→ Task brief
Which lines have the string "java"? Copy all of them from the entries below.

[Records from a data collection]
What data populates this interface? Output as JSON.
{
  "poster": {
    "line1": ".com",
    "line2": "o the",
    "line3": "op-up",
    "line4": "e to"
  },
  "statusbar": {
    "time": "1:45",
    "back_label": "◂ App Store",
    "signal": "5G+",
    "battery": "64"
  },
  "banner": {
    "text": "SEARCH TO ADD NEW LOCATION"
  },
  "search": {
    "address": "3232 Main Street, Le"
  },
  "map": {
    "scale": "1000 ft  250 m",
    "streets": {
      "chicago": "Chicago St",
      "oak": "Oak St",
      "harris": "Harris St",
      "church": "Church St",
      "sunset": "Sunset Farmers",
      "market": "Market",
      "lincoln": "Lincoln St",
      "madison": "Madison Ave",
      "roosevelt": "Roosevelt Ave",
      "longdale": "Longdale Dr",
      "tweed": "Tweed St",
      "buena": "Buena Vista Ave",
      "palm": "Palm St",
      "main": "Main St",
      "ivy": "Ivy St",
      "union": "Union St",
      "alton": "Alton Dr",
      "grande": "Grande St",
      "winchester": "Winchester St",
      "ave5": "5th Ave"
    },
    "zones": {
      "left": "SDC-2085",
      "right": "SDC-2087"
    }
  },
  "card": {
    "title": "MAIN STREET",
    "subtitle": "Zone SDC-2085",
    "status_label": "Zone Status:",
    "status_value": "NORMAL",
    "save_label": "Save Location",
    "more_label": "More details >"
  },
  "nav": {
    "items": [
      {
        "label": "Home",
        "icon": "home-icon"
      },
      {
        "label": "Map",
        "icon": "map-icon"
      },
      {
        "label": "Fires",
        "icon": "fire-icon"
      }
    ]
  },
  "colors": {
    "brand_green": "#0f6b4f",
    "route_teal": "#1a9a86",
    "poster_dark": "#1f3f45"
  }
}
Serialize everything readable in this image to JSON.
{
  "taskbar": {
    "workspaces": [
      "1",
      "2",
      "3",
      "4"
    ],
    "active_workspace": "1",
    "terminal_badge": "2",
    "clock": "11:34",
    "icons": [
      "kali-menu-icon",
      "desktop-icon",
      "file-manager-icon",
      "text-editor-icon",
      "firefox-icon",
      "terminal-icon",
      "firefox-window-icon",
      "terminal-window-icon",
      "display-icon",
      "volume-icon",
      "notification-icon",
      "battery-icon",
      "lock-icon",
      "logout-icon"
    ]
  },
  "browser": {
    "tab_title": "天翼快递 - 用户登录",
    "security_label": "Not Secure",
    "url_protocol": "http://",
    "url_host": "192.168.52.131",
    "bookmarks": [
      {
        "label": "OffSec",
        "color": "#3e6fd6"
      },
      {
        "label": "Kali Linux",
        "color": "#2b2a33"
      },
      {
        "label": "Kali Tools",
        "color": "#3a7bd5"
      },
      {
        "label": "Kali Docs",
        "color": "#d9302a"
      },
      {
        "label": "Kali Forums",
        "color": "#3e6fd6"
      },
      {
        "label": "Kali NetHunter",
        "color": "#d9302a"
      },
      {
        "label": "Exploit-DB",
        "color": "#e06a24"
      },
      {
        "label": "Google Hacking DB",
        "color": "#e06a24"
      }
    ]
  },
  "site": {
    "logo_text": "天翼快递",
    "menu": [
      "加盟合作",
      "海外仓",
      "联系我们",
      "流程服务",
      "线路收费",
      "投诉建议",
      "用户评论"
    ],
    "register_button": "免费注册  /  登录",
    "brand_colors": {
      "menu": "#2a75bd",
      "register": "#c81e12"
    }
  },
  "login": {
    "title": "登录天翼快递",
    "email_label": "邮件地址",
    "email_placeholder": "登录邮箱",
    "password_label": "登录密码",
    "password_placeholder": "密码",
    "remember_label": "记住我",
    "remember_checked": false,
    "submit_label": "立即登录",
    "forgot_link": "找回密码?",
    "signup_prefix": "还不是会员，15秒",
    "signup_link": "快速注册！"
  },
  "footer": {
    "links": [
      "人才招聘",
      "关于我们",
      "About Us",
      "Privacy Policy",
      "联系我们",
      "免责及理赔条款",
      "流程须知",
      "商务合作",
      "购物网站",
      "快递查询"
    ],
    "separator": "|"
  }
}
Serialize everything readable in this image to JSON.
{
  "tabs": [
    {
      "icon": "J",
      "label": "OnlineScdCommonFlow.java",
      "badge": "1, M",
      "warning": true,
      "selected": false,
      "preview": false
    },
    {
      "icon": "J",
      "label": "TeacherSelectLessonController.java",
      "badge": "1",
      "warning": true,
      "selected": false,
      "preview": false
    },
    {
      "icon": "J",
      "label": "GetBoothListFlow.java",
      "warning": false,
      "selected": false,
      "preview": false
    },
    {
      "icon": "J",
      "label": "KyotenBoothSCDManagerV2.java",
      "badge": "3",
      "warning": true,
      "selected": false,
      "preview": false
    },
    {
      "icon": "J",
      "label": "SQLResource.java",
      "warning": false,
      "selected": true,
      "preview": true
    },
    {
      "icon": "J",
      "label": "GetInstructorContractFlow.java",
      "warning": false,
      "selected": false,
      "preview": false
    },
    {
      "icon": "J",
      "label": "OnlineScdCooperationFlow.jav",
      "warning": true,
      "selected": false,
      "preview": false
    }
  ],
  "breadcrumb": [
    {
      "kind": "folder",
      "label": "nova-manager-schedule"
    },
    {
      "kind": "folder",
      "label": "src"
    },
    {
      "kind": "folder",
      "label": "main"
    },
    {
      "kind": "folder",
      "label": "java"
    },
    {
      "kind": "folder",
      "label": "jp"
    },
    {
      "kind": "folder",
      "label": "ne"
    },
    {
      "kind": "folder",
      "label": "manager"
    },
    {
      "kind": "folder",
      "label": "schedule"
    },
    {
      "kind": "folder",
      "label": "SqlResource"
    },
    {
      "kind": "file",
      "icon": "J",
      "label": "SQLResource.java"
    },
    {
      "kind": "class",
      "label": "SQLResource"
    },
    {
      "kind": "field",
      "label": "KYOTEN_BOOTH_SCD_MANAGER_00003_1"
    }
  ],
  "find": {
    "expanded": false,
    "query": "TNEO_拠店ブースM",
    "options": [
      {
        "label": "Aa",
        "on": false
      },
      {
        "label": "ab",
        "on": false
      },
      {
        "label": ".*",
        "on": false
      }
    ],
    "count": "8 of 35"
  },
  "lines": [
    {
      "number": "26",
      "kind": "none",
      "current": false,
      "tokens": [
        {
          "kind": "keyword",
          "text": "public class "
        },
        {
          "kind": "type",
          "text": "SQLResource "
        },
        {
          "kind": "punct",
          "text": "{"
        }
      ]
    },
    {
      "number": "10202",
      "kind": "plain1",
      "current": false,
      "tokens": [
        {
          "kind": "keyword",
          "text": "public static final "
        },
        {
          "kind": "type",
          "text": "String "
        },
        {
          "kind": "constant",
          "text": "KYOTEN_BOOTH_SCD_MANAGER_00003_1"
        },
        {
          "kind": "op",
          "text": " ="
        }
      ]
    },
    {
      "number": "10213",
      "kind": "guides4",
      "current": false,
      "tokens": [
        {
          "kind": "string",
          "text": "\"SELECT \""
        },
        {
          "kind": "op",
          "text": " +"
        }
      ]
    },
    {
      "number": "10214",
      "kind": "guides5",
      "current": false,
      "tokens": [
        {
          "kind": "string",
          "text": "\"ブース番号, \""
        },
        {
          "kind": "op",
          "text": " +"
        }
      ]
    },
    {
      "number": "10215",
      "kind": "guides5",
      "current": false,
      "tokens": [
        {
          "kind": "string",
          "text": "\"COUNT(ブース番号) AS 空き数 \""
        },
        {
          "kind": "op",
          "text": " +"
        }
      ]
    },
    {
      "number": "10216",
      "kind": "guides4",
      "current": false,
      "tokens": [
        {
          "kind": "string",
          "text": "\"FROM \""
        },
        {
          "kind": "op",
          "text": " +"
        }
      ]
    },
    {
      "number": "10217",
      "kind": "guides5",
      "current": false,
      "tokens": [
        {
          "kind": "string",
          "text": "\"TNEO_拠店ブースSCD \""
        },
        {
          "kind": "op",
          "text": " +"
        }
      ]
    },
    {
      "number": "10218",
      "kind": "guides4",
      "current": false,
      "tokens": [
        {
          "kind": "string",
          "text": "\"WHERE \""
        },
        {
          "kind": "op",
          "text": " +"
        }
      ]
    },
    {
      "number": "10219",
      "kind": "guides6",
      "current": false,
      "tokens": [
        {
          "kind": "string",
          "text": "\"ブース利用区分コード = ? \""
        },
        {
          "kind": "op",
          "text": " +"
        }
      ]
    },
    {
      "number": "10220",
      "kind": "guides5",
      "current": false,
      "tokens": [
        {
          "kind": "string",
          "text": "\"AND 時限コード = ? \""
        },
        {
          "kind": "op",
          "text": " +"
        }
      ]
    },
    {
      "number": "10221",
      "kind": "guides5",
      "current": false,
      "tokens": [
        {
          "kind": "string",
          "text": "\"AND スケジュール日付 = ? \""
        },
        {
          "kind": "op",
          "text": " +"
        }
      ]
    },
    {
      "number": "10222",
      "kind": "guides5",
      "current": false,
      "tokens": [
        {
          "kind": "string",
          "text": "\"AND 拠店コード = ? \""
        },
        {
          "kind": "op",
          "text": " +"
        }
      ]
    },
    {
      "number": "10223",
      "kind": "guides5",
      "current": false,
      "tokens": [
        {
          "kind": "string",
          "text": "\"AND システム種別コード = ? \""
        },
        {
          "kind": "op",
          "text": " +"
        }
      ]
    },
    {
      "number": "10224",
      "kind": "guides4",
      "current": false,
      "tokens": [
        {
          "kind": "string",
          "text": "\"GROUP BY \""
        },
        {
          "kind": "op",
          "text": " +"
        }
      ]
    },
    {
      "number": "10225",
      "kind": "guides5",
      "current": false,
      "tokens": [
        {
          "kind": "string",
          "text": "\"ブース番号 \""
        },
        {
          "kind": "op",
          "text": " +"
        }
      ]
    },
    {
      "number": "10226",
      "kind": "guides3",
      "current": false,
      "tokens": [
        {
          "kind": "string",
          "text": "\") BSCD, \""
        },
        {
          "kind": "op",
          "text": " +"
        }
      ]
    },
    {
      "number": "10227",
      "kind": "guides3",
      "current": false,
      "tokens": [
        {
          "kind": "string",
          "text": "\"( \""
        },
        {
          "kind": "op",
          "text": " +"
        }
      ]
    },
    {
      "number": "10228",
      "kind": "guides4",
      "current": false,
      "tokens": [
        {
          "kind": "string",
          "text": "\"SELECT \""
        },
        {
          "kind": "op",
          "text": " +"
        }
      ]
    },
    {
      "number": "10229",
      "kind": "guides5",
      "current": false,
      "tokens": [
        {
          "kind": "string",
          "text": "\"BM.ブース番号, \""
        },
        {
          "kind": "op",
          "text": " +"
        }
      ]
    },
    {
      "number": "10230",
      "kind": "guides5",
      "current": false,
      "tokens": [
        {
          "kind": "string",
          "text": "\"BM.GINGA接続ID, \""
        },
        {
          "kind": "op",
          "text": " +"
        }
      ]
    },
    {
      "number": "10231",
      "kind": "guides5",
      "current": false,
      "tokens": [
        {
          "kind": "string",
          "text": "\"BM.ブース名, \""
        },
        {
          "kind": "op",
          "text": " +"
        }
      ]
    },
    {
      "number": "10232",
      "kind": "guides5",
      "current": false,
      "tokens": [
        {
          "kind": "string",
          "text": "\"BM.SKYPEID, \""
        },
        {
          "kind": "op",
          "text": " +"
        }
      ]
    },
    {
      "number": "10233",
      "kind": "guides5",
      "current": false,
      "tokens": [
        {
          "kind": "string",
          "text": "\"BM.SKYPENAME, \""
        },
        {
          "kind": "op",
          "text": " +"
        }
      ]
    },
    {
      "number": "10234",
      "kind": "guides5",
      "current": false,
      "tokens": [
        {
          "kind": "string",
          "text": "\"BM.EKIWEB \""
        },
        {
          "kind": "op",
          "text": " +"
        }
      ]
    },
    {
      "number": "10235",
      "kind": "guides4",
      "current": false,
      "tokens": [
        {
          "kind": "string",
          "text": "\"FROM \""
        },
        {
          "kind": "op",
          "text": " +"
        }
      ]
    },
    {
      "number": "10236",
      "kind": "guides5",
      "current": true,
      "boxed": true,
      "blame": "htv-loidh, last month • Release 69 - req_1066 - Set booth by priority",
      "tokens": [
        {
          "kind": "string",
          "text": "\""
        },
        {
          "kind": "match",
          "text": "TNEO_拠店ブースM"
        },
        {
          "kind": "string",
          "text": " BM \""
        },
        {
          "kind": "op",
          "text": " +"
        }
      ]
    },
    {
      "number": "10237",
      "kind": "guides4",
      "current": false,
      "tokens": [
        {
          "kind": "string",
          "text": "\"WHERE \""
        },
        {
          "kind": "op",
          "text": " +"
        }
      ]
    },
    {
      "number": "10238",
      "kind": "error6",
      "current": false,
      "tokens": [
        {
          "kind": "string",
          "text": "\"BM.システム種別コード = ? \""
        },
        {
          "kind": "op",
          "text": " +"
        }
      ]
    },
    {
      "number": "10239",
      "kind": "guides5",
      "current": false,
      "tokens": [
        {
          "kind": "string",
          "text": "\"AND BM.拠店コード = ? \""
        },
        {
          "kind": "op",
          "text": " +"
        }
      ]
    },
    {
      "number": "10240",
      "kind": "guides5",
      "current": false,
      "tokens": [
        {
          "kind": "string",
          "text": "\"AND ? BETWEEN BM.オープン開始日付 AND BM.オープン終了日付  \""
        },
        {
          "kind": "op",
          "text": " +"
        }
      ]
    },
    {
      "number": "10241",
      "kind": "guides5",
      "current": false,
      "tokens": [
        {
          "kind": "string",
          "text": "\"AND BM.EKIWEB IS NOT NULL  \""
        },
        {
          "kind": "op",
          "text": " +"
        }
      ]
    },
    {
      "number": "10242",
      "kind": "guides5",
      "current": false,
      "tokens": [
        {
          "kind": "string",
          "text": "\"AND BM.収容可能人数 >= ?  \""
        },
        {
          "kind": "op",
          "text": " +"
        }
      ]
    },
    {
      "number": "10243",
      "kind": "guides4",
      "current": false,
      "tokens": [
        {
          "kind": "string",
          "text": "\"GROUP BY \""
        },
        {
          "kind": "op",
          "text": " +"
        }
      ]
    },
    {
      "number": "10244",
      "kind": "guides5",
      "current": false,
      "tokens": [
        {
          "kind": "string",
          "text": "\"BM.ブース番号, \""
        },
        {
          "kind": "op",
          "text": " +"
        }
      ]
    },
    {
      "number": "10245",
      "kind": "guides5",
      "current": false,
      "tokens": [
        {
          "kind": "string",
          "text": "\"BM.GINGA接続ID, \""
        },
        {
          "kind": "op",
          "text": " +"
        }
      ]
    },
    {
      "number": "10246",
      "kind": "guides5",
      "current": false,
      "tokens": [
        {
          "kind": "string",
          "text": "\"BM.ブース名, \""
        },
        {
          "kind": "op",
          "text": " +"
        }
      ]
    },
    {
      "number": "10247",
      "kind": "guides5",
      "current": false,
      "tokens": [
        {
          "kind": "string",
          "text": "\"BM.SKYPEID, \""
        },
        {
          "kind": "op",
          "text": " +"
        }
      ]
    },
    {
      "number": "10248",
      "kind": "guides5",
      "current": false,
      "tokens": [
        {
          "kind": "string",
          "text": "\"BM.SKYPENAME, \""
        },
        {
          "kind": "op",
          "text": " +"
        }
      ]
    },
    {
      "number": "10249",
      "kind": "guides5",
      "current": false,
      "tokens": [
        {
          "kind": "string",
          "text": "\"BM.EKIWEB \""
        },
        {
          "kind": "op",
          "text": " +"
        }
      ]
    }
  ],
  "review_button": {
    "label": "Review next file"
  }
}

→ Response to the task
      "label": "OnlineScdCommonFlow.java",
      "label": "TeacherSelectLessonController.java",
      "label": "GetBoothListFlow.java",
      "label": "KyotenBoothSCDManagerV2.java",
      "label": "SQLResource.java",
      "label": "GetInstructorContractFlow.java",
      "label": "java"
      "label": "SQLResource.java"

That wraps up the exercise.